ENTRIES:
-- begin --
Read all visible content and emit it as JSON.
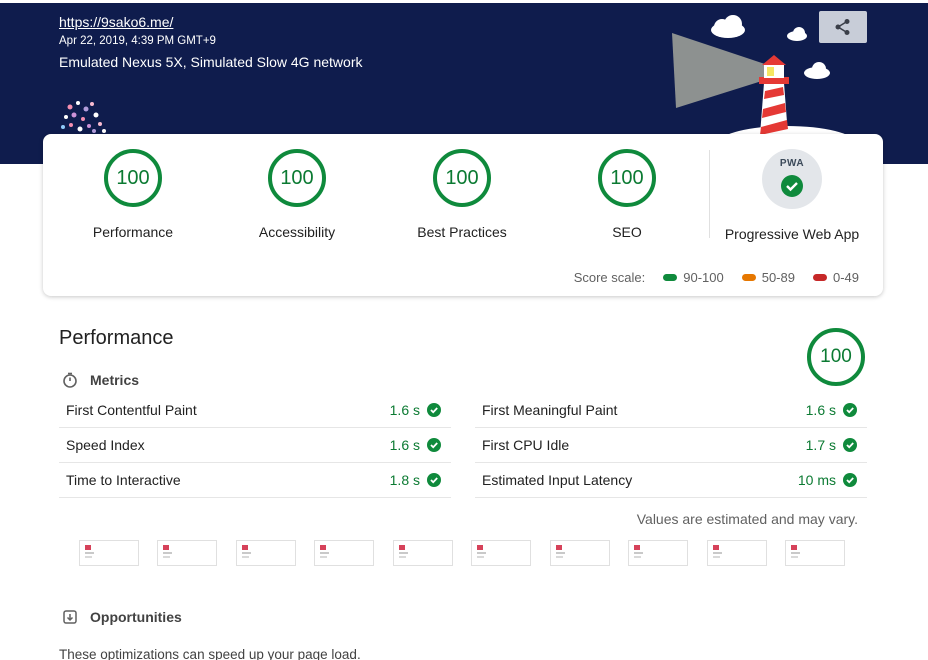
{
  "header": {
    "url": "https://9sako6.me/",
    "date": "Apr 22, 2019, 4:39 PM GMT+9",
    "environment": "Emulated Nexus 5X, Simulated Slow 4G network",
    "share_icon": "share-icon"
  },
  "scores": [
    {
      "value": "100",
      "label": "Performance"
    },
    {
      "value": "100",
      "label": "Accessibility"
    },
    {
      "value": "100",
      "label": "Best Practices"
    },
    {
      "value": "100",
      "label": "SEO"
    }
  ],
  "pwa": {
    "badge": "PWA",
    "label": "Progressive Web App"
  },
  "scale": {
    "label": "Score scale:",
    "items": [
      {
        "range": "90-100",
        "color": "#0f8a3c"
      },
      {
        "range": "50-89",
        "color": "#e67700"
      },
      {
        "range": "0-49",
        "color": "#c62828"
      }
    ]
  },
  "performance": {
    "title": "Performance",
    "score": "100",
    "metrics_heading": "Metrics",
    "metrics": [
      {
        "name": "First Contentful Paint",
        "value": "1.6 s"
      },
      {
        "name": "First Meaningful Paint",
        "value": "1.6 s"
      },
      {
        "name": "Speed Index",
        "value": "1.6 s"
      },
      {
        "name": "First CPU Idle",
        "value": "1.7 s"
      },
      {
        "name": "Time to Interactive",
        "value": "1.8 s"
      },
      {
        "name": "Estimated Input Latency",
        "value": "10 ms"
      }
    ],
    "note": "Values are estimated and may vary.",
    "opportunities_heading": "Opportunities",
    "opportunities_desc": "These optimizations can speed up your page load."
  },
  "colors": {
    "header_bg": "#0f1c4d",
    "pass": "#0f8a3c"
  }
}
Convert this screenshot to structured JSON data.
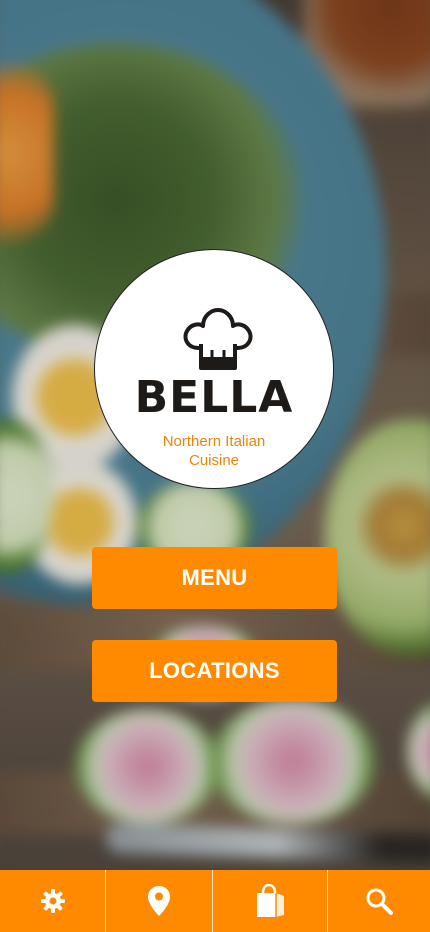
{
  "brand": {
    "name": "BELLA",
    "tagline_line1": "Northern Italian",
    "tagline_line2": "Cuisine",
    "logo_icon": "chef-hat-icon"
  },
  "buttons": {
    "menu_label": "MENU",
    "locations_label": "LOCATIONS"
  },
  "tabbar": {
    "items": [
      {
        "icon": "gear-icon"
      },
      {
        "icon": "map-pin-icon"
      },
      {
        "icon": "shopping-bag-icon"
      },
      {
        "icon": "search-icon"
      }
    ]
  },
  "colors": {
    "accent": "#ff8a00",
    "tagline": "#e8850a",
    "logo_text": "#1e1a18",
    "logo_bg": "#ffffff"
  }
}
-- end --
WHAT IS REQUIRED: Reproduce the entries above word for word. Pictures stay out.

OUTPUT FOR THIS TASK:
Read all visible content and emit it as JSON.
{
  "header": {
    "url": "https://9sako6.me/",
    "date": "Apr 22, 2019, 4:39 PM GMT+9",
    "environment": "Emulated Nexus 5X, Simulated Slow 4G network",
    "share_icon": "share-icon"
  },
  "scores": [
    {
      "value": "100",
      "label": "Performance"
    },
    {
      "value": "100",
      "label": "Accessibility"
    },
    {
      "value": "100",
      "label": "Best Practices"
    },
    {
      "value": "100",
      "label": "SEO"
    }
  ],
  "pwa": {
    "badge": "PWA",
    "label": "Progressive Web App"
  },
  "scale": {
    "label": "Score scale:",
    "items": [
      {
        "range": "90-100",
        "color": "#0f8a3c"
      },
      {
        "range": "50-89",
        "color": "#e67700"
      },
      {
        "range": "0-49",
        "color": "#c62828"
      }
    ]
  },
  "performance": {
    "title": "Performance",
    "score": "100",
    "metrics_heading": "Metrics",
    "metrics": [
      {
        "name": "First Contentful Paint",
        "value": "1.6 s"
      },
      {
        "name": "First Meaningful Paint",
        "value": "1.6 s"
      },
      {
        "name": "Speed Index",
        "value": "1.6 s"
      },
      {
        "name": "First CPU Idle",
        "value": "1.7 s"
      },
      {
        "name": "Time to Interactive",
        "value": "1.8 s"
      },
      {
        "name": "Estimated Input Latency",
        "value": "10 ms"
      }
    ],
    "note": "Values are estimated and may vary.",
    "opportunities_heading": "Opportunities",
    "opportunities_desc": "These optimizations can speed up your page load."
  },
  "colors": {
    "header_bg": "#0f1c4d",
    "pass": "#0f8a3c"
  }
}
Convert this screenshot to structured JSON data.
{
  "brand": {
    "name": "BELLA",
    "tagline_line1": "Northern Italian",
    "tagline_line2": "Cuisine",
    "logo_icon": "chef-hat-icon"
  },
  "buttons": {
    "menu_label": "MENU",
    "locations_label": "LOCATIONS"
  },
  "tabbar": {
    "items": [
      {
        "icon": "gear-icon"
      },
      {
        "icon": "map-pin-icon"
      },
      {
        "icon": "shopping-bag-icon"
      },
      {
        "icon": "search-icon"
      }
    ]
  },
  "colors": {
    "accent": "#ff8a00",
    "tagline": "#e8850a",
    "logo_text": "#1e1a18",
    "logo_bg": "#ffffff"
  }
}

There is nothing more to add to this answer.